## start RECORDS
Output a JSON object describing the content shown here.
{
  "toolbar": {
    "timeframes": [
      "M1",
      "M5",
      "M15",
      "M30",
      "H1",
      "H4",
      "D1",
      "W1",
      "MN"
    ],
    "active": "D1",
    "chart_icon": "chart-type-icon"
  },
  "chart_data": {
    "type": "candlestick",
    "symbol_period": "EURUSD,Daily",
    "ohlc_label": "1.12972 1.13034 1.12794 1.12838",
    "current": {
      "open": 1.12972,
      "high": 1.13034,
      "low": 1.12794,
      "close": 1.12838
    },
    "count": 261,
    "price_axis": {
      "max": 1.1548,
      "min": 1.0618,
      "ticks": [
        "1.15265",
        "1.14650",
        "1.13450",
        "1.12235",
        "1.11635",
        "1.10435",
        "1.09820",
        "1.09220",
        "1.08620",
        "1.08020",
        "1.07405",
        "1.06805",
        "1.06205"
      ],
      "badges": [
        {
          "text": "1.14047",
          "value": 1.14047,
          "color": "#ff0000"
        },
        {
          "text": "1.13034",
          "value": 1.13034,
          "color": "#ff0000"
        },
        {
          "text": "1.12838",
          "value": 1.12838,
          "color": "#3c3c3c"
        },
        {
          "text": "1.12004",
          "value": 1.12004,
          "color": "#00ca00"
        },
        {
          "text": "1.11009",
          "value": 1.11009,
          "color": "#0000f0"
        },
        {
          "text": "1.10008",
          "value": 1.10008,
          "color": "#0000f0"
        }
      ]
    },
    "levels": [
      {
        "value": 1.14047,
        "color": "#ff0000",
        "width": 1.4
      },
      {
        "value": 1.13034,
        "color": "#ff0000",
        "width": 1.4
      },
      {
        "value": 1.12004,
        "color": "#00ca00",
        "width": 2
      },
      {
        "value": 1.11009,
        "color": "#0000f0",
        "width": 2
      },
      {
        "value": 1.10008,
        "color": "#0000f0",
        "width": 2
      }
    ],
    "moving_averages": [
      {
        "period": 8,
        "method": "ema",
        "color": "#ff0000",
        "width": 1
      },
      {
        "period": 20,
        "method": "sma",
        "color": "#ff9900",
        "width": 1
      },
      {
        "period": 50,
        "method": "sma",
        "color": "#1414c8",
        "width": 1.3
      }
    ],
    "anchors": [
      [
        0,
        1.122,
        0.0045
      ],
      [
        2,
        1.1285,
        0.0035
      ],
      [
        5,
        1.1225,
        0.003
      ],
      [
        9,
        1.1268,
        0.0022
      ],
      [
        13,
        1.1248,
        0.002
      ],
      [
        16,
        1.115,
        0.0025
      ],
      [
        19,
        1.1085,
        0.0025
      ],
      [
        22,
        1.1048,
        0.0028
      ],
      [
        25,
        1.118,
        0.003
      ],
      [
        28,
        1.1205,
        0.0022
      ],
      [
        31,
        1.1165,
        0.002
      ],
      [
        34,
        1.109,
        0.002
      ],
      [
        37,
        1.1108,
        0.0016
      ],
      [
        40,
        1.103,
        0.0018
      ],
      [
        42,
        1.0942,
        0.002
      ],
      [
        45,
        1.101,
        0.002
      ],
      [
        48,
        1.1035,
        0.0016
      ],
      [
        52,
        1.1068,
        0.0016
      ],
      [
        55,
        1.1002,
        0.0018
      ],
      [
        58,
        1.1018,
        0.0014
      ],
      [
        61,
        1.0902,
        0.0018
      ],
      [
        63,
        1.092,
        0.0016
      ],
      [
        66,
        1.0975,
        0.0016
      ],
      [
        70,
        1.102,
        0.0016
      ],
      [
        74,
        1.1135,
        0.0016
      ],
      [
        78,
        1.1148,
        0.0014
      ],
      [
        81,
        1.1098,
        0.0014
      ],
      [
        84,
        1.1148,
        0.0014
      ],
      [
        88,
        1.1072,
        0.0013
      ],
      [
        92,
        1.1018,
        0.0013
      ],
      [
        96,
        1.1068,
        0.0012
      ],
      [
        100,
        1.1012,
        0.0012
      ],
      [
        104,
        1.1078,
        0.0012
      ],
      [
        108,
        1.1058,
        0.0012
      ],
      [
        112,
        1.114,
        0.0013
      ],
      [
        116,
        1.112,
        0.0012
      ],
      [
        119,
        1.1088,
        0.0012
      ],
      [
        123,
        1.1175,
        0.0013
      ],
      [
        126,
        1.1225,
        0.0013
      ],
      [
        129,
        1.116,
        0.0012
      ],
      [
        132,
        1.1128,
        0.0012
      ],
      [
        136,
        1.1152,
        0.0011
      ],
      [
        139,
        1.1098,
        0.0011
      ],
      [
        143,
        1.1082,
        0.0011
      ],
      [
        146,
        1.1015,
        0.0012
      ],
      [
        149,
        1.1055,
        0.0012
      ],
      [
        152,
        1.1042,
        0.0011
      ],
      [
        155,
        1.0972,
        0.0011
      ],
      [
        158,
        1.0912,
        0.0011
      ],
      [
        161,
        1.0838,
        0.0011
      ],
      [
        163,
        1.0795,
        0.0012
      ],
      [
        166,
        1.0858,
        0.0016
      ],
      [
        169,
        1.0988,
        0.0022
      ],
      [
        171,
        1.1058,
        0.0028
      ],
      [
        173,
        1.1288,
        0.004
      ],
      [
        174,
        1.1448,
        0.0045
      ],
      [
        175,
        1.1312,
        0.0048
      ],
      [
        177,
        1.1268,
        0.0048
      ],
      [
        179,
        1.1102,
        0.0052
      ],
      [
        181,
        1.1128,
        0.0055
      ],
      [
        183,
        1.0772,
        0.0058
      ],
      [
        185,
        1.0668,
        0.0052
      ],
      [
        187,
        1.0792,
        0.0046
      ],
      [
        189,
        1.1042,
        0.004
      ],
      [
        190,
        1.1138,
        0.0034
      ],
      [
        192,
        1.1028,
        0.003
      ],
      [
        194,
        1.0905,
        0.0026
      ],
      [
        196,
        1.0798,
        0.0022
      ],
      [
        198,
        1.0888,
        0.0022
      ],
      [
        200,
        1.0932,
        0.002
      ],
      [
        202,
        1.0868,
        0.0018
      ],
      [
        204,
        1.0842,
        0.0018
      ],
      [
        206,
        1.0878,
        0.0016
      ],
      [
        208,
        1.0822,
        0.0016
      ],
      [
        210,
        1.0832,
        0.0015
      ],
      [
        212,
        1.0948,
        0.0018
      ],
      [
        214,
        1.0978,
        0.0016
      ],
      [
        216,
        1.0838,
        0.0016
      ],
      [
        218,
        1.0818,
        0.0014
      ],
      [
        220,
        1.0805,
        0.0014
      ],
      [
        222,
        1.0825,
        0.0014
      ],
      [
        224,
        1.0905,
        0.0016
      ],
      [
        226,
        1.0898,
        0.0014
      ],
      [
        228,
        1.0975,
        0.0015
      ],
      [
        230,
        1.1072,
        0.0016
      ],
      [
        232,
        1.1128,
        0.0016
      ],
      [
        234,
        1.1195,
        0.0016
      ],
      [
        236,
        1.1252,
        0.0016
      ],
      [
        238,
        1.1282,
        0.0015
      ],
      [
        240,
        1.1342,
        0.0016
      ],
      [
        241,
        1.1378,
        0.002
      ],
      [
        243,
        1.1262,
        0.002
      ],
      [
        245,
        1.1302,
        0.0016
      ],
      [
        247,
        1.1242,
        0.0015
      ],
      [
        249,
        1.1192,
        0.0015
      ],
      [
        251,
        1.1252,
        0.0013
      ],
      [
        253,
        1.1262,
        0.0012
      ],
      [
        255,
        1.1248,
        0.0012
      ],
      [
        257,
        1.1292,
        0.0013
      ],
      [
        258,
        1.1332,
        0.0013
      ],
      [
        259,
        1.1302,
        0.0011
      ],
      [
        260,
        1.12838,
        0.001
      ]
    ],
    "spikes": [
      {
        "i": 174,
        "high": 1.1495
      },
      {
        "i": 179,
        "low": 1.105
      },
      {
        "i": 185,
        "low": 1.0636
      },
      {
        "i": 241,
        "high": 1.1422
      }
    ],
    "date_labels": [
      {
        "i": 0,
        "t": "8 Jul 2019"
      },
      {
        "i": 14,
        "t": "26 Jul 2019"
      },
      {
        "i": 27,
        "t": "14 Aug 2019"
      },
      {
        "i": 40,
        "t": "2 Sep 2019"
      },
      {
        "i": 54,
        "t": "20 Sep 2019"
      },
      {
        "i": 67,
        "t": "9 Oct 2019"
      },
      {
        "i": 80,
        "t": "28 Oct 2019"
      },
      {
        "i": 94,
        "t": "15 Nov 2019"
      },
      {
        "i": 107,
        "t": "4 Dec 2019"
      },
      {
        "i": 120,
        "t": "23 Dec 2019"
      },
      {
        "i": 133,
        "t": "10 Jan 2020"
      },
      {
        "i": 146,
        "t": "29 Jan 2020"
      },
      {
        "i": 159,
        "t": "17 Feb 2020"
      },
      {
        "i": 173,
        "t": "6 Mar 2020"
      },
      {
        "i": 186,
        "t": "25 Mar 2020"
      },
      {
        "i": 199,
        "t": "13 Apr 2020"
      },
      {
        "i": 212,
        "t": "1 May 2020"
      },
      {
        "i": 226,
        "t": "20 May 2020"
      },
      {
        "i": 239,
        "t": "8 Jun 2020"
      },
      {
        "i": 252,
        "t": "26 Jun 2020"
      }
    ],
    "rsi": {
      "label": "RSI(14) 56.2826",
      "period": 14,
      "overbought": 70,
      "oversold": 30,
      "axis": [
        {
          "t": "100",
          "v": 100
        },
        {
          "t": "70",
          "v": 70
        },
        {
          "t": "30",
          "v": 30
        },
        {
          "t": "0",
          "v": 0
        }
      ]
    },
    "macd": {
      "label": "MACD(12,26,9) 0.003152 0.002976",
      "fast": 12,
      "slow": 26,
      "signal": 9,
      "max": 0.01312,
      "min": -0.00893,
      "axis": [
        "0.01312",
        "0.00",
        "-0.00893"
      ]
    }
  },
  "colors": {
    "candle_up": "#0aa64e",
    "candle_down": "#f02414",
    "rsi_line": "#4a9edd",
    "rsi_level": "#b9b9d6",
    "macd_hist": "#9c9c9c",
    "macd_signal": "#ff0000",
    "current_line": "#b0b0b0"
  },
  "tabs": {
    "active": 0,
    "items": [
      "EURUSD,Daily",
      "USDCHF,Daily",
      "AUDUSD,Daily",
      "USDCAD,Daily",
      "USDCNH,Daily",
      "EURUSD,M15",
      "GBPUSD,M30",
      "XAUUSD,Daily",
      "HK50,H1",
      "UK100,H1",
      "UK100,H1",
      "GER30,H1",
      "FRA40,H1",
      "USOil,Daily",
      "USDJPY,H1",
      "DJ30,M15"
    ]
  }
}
## end RECORDS
## start RECORDS
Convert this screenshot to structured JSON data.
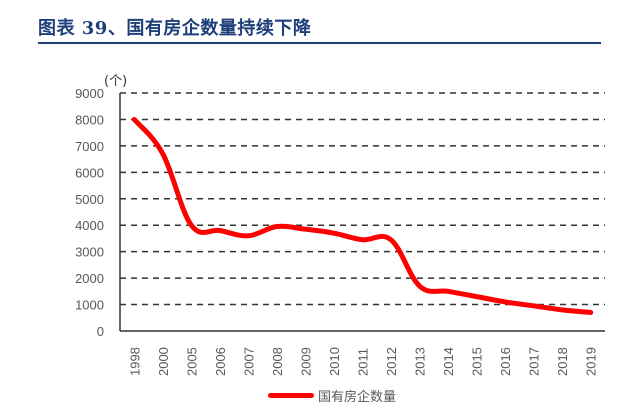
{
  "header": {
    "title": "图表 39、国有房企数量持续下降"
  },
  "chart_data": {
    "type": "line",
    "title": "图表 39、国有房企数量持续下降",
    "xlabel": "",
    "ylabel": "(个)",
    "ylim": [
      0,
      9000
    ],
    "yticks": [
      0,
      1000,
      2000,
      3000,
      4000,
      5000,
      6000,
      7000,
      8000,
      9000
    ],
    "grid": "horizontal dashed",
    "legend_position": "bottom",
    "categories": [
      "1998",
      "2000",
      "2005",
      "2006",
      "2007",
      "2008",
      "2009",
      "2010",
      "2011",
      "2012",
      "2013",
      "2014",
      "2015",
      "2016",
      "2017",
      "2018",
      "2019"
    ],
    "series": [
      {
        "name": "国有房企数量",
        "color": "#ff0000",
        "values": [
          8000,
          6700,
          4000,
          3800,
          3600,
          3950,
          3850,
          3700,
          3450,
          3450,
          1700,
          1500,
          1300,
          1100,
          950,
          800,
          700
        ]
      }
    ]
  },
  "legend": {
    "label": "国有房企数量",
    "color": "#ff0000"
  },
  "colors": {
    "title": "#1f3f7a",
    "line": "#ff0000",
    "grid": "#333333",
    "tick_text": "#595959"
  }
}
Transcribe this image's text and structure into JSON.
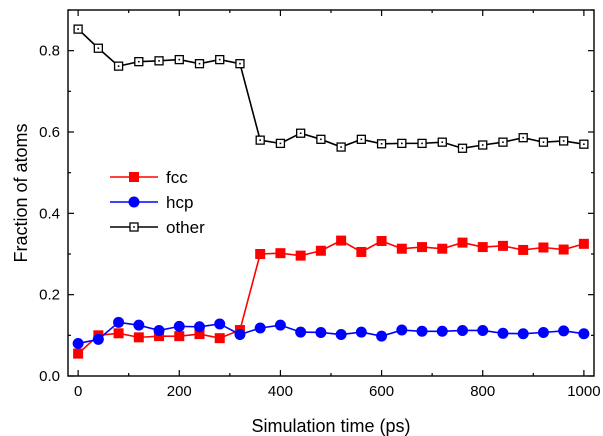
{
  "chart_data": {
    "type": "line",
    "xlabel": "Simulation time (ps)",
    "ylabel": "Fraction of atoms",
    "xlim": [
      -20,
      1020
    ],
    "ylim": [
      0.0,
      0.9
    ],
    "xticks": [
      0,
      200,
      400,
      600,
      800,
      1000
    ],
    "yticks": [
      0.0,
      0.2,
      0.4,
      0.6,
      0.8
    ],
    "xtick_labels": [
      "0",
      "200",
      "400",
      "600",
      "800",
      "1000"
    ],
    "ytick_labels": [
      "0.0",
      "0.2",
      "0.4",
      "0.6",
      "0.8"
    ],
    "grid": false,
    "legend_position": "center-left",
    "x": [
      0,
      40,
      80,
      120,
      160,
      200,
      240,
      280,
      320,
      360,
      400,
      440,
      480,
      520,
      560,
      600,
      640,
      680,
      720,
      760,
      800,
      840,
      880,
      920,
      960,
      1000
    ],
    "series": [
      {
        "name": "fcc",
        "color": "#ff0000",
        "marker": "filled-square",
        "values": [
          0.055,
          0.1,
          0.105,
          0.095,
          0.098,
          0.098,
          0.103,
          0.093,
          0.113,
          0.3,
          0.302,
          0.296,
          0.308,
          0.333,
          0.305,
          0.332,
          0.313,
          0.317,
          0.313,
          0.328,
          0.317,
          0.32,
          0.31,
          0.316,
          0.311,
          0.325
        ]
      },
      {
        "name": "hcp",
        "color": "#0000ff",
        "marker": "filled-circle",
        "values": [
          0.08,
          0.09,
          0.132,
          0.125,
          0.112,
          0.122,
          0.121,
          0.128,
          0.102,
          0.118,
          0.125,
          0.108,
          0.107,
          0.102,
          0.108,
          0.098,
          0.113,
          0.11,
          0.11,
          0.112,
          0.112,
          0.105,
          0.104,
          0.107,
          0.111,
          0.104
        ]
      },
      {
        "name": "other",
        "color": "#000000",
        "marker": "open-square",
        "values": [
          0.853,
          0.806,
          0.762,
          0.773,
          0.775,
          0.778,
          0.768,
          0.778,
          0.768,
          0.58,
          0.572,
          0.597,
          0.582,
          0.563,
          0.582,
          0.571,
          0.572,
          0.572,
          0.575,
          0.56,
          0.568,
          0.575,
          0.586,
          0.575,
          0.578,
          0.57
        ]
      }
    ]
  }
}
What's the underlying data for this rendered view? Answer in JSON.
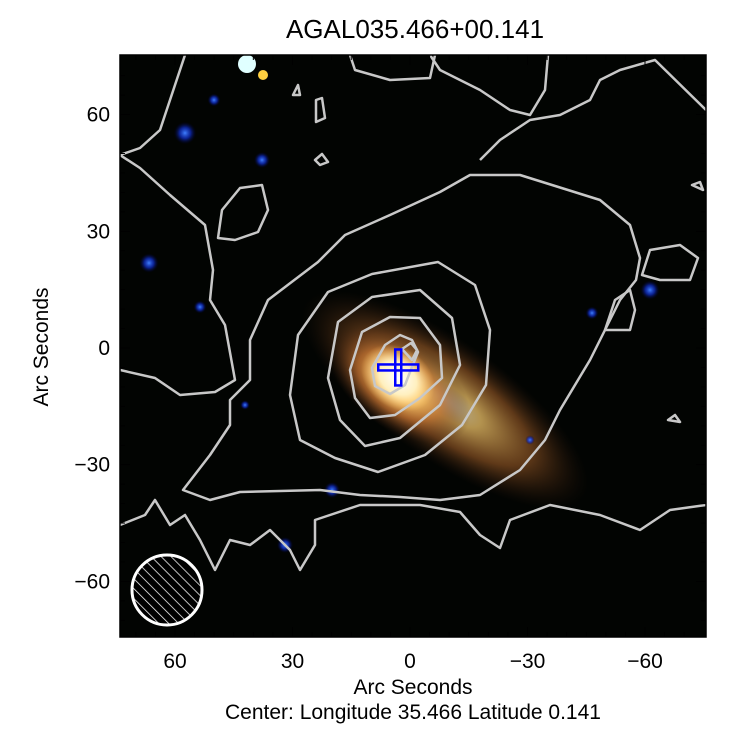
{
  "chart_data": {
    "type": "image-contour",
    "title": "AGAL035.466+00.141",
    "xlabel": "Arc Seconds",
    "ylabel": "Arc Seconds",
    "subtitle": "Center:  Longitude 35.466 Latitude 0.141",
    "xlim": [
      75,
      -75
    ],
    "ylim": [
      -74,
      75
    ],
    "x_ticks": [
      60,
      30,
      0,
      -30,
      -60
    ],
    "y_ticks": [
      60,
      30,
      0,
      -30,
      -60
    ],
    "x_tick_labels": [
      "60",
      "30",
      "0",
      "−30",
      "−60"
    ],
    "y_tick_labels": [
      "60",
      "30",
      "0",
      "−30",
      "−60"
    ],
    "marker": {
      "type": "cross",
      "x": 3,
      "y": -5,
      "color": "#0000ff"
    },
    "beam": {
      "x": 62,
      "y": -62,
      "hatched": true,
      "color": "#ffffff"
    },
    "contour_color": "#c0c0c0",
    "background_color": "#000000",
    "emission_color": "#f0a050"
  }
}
## end RECORDS
## start RECORDS
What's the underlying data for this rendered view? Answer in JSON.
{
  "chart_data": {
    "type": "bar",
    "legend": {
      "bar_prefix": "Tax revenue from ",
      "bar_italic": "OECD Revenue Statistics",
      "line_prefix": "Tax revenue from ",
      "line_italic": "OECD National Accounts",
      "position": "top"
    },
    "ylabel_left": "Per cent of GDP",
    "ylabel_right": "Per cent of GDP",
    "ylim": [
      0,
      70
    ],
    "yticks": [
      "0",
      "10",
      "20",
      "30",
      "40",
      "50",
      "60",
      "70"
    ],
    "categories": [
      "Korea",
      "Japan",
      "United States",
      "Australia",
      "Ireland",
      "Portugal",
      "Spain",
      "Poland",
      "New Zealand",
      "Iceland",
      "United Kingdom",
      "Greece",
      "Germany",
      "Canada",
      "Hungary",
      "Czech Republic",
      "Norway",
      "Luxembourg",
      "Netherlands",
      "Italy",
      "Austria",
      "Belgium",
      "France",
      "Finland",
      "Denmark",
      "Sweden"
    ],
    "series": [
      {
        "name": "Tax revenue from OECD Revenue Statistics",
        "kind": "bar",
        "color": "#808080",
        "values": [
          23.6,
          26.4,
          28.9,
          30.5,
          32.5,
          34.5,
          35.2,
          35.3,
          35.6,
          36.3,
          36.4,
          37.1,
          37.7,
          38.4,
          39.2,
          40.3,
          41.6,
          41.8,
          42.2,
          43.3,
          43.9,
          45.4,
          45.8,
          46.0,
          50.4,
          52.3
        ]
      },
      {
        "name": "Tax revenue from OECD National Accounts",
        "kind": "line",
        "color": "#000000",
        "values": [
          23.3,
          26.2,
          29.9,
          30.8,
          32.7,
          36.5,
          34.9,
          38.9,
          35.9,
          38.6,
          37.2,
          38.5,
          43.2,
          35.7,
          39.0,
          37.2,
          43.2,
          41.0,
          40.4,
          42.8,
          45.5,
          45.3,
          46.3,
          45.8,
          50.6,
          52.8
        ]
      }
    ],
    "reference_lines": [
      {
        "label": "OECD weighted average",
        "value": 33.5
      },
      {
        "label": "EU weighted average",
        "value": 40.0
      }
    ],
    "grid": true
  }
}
## end RECORDS
**WHAT THE TASK ASKS**
Copy each line of the records containing the string "square".

**EXERCISE SOLUTION**
        "marker": "filled-square",
        "marker": "open-square",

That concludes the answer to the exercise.